-------- Entries --------

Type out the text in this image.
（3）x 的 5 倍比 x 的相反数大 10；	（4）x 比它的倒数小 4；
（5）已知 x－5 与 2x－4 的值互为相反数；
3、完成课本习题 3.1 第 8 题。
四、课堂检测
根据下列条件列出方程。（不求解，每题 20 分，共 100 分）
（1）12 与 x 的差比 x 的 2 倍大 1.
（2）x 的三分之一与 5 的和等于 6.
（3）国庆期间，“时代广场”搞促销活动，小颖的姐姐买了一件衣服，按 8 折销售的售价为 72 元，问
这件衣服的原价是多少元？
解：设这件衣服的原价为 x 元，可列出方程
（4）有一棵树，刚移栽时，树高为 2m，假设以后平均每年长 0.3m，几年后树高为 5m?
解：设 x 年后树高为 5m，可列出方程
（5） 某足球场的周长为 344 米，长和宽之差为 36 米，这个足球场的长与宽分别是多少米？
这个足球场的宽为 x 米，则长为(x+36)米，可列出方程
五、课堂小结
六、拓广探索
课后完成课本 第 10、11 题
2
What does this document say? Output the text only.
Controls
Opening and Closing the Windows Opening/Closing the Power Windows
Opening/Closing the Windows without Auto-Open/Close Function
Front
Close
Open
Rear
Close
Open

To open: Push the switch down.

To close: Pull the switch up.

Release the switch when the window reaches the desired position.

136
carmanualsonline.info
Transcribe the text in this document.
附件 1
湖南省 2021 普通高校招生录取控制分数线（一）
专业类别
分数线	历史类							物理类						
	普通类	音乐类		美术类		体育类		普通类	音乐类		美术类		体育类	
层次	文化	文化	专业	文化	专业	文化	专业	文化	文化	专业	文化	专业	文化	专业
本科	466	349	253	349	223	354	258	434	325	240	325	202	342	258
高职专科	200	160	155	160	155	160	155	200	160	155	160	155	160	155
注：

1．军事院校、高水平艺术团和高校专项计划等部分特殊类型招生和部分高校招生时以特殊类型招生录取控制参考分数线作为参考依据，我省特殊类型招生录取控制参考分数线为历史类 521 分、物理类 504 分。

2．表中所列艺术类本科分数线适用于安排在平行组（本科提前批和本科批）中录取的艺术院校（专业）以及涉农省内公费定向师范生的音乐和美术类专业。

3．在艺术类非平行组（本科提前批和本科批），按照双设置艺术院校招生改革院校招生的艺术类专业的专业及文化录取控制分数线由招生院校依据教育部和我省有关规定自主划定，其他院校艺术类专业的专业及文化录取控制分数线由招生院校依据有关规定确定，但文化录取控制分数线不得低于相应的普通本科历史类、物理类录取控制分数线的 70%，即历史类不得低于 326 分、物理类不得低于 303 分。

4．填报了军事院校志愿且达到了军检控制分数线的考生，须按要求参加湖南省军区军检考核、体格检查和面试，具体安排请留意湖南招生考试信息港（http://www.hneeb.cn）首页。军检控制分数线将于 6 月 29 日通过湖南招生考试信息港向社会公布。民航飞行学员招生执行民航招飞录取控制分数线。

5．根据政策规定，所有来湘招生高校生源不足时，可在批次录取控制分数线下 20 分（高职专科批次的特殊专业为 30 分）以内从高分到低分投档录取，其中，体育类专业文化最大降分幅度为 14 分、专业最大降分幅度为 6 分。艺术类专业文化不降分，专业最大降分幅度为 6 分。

--------

**Set exercise**
Pick out lines containing the word "this", each one as written.

**Task solution**
Type out the text in this image.
What does this document say? Output the text only.
Transcribe the text in this document.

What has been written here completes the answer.